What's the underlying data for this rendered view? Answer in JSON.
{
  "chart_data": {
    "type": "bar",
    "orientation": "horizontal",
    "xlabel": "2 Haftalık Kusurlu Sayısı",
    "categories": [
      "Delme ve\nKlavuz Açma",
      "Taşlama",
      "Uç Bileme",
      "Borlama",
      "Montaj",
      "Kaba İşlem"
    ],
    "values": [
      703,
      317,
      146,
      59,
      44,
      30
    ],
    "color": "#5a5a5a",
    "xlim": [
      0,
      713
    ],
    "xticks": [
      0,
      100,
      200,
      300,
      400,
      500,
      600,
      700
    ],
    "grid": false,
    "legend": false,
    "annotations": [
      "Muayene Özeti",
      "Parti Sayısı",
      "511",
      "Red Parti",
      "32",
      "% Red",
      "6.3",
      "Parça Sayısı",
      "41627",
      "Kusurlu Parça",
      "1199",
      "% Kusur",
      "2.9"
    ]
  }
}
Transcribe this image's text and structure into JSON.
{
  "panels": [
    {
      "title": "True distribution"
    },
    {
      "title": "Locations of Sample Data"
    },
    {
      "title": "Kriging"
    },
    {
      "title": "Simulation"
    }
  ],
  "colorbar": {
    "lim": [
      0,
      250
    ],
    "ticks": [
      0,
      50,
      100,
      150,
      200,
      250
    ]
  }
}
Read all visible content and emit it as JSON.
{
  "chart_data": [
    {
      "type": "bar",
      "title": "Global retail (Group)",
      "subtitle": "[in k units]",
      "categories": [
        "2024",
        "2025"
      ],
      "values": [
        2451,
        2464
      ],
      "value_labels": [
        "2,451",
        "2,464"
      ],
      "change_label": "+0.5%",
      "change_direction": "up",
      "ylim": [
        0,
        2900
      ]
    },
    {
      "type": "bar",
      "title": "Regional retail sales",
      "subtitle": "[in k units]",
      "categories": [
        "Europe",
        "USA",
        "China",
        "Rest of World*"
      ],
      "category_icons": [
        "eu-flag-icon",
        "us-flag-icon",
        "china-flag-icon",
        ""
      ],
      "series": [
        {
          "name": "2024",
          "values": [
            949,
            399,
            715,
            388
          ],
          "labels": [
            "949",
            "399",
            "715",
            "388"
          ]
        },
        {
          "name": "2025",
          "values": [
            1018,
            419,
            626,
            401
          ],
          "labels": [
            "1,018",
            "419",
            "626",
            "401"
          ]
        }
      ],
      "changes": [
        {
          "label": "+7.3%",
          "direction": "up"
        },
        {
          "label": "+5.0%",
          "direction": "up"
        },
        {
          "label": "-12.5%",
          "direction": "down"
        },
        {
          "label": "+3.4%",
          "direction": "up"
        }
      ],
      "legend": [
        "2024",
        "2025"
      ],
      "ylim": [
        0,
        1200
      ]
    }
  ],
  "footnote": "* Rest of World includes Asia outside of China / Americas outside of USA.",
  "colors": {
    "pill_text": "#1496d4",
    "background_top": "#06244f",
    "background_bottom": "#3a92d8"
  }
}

◆ ◆ ◆ ◆

__DIRECTIONS__
Transcribe the entire listing above precisely.

__ANSWER TO THIS TASK__
What's the underlying data for this rendered view? Answer in JSON.
{
  "chart_data": {
    "type": "bar",
    "orientation": "horizontal",
    "xlabel": "2 Haftalık Kusurlu Sayısı",
    "categories": [
      "Delme ve\nKlavuz Açma",
      "Taşlama",
      "Uç Bileme",
      "Borlama",
      "Montaj",
      "Kaba İşlem"
    ],
    "values": [
      703,
      317,
      146,
      59,
      44,
      30
    ],
    "color": "#5a5a5a",
    "xlim": [
      0,
      713
    ],
    "xticks": [
      0,
      100,
      200,
      300,
      400,
      500,
      600,
      700
    ],
    "grid": false,
    "legend": false,
    "annotations": [
      "Muayene Özeti",
      "Parti Sayısı",
      "511",
      "Red Parti",
      "32",
      "% Red",
      "6.3",
      "Parça Sayısı",
      "41627",
      "Kusurlu Parça",
      "1199",
      "% Kusur",
      "2.9"
    ]
  }
}
Transcribe this image's text and structure into JSON.
{
  "panels": [
    {
      "title": "True distribution"
    },
    {
      "title": "Locations of Sample Data"
    },
    {
      "title": "Kriging"
    },
    {
      "title": "Simulation"
    }
  ],
  "colorbar": {
    "lim": [
      0,
      250
    ],
    "ticks": [
      0,
      50,
      100,
      150,
      200,
      250
    ]
  }
}
Read all visible content and emit it as JSON.
{
  "chart_data": [
    {
      "type": "bar",
      "title": "Global retail (Group)",
      "subtitle": "[in k units]",
      "categories": [
        "2024",
        "2025"
      ],
      "values": [
        2451,
        2464
      ],
      "value_labels": [
        "2,451",
        "2,464"
      ],
      "change_label": "+0.5%",
      "change_direction": "up",
      "ylim": [
        0,
        2900
      ]
    },
    {
      "type": "bar",
      "title": "Regional retail sales",
      "subtitle": "[in k units]",
      "categories": [
        "Europe",
        "USA",
        "China",
        "Rest of World*"
      ],
      "category_icons": [
        "eu-flag-icon",
        "us-flag-icon",
        "china-flag-icon",
        ""
      ],
      "series": [
        {
          "name": "2024",
          "values": [
            949,
            399,
            715,
            388
          ],
          "labels": [
            "949",
            "399",
            "715",
            "388"
          ]
        },
        {
          "name": "2025",
          "values": [
            1018,
            419,
            626,
            401
          ],
          "labels": [
            "1,018",
            "419",
            "626",
            "401"
          ]
        }
      ],
      "changes": [
        {
          "label": "+7.3%",
          "direction": "up"
        },
        {
          "label": "+5.0%",
          "direction": "up"
        },
        {
          "label": "-12.5%",
          "direction": "down"
        },
        {
          "label": "+3.4%",
          "direction": "up"
        }
      ],
      "legend": [
        "2024",
        "2025"
      ],
      "ylim": [
        0,
        1200
      ]
    }
  ],
  "footnote": "* Rest of World includes Asia outside of China / Americas outside of USA.",
  "colors": {
    "pill_text": "#1496d4",
    "background_top": "#06244f",
    "background_bottom": "#3a92d8"
  }
}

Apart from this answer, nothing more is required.